>> Begin RECORDS PROVIDED

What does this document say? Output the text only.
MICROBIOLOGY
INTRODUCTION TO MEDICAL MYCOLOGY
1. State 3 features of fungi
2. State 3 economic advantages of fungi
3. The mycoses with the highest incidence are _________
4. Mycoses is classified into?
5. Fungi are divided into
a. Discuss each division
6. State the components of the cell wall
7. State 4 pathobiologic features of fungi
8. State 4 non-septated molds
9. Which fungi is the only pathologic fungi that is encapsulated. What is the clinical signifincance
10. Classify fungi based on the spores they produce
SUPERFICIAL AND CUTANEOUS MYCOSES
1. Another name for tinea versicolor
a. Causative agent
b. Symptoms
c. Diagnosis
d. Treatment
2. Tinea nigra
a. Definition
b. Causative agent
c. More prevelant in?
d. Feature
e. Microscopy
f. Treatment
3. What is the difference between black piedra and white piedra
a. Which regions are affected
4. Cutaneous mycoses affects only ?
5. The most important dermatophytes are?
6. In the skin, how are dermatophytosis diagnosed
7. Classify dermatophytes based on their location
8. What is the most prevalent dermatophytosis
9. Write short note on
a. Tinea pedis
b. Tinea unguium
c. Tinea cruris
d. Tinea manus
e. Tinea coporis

>> End RECORDS PROVIDED

◆ **TASK BRIEF**
Search the entries for the word "most" and pick out every line that holds it.

◆ **RESPONSE**
5. The most important dermatophytes are?
8. What is the most prevalent dermatophytosis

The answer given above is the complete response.